◆ WRITTEN TASK:
Pictures do not belong in the copy. Return all of the entries exactly.

=== MATERIAL FOR THIS TASK ===

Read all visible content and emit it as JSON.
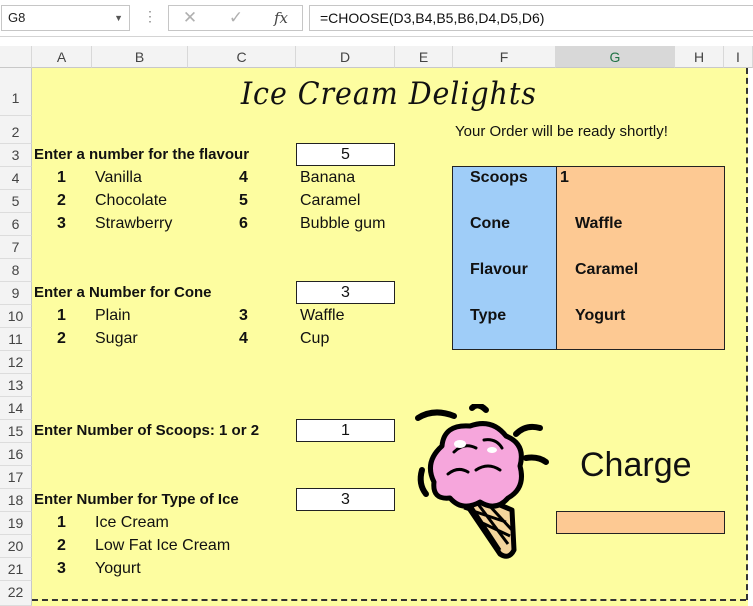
{
  "formula_bar": {
    "name_box": "G8",
    "cancel_icon": "✕",
    "enter_icon": "✓",
    "fx_label": "fx",
    "formula": "=CHOOSE(D3,B4,B5,B6,D4,D5,D6)"
  },
  "columns": [
    "A",
    "B",
    "C",
    "D",
    "E",
    "F",
    "G",
    "H",
    "I"
  ],
  "rows": [
    "1",
    "2",
    "3",
    "4",
    "5",
    "6",
    "7",
    "8",
    "9",
    "10",
    "11",
    "12",
    "13",
    "14",
    "15",
    "16",
    "17",
    "18",
    "19",
    "20",
    "21",
    "22"
  ],
  "sheet": {
    "title": "Ice Cream Delights",
    "order_message": "Your Order will be ready shortly!",
    "flavour": {
      "prompt": "Enter a number for the flavour",
      "value": "5",
      "options": [
        {
          "num": "1",
          "name": "Vanilla"
        },
        {
          "num": "2",
          "name": "Chocolate"
        },
        {
          "num": "3",
          "name": "Strawberry"
        },
        {
          "num": "4",
          "name": "Banana"
        },
        {
          "num": "5",
          "name": "Caramel"
        },
        {
          "num": "6",
          "name": "Bubble gum"
        }
      ]
    },
    "cone": {
      "prompt": "Enter a Number for Cone",
      "value": "3",
      "options": [
        {
          "num": "1",
          "name": "Plain"
        },
        {
          "num": "2",
          "name": "Sugar"
        },
        {
          "num": "3",
          "name": "Waffle"
        },
        {
          "num": "4",
          "name": "Cup"
        }
      ]
    },
    "scoops": {
      "prompt": "Enter Number of Scoops: 1 or 2",
      "value": "1"
    },
    "type": {
      "prompt": "Enter Number for Type of Ice",
      "value": "3",
      "options": [
        {
          "num": "1",
          "name": "Ice Cream"
        },
        {
          "num": "2",
          "name": "Low Fat Ice Cream"
        },
        {
          "num": "3",
          "name": "Yogurt"
        }
      ]
    },
    "summary": {
      "scoops_label": "Scoops",
      "scoops_value": "1",
      "cone_label": "Cone",
      "cone_value": "Waffle",
      "flavour_label": "Flavour",
      "flavour_value": "Caramel",
      "type_label": "Type",
      "type_value": "Yogurt"
    },
    "charge_label": "Charge",
    "image": "ice-cream-cone-icon"
  },
  "colors": {
    "sheet_bg": "#fdfda0",
    "panel_blue": "#9fcdf8",
    "panel_orange": "#fdc993",
    "ice_cream_pink": "#f6a6dc",
    "cone_tan": "#f4d59c"
  }
}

===

◆ FULL RESPONSE:
Read all visible content and emit it as JSON.
{
  "formula_bar": {
    "name_box": "G8",
    "cancel_icon": "✕",
    "enter_icon": "✓",
    "fx_label": "fx",
    "formula": "=CHOOSE(D3,B4,B5,B6,D4,D5,D6)"
  },
  "columns": [
    "A",
    "B",
    "C",
    "D",
    "E",
    "F",
    "G",
    "H",
    "I"
  ],
  "rows": [
    "1",
    "2",
    "3",
    "4",
    "5",
    "6",
    "7",
    "8",
    "9",
    "10",
    "11",
    "12",
    "13",
    "14",
    "15",
    "16",
    "17",
    "18",
    "19",
    "20",
    "21",
    "22"
  ],
  "sheet": {
    "title": "Ice Cream Delights",
    "order_message": "Your Order will be ready shortly!",
    "flavour": {
      "prompt": "Enter a number for the flavour",
      "value": "5",
      "options": [
        {
          "num": "1",
          "name": "Vanilla"
        },
        {
          "num": "2",
          "name": "Chocolate"
        },
        {
          "num": "3",
          "name": "Strawberry"
        },
        {
          "num": "4",
          "name": "Banana"
        },
        {
          "num": "5",
          "name": "Caramel"
        },
        {
          "num": "6",
          "name": "Bubble gum"
        }
      ]
    },
    "cone": {
      "prompt": "Enter a Number for Cone",
      "value": "3",
      "options": [
        {
          "num": "1",
          "name": "Plain"
        },
        {
          "num": "2",
          "name": "Sugar"
        },
        {
          "num": "3",
          "name": "Waffle"
        },
        {
          "num": "4",
          "name": "Cup"
        }
      ]
    },
    "scoops": {
      "prompt": "Enter Number of Scoops: 1 or 2",
      "value": "1"
    },
    "type": {
      "prompt": "Enter Number for Type of Ice",
      "value": "3",
      "options": [
        {
          "num": "1",
          "name": "Ice Cream"
        },
        {
          "num": "2",
          "name": "Low Fat Ice Cream"
        },
        {
          "num": "3",
          "name": "Yogurt"
        }
      ]
    },
    "summary": {
      "scoops_label": "Scoops",
      "scoops_value": "1",
      "cone_label": "Cone",
      "cone_value": "Waffle",
      "flavour_label": "Flavour",
      "flavour_value": "Caramel",
      "type_label": "Type",
      "type_value": "Yogurt"
    },
    "charge_label": "Charge",
    "image": "ice-cream-cone-icon"
  },
  "colors": {
    "sheet_bg": "#fdfda0",
    "panel_blue": "#9fcdf8",
    "panel_orange": "#fdc993",
    "ice_cream_pink": "#f6a6dc",
    "cone_tan": "#f4d59c"
  }
}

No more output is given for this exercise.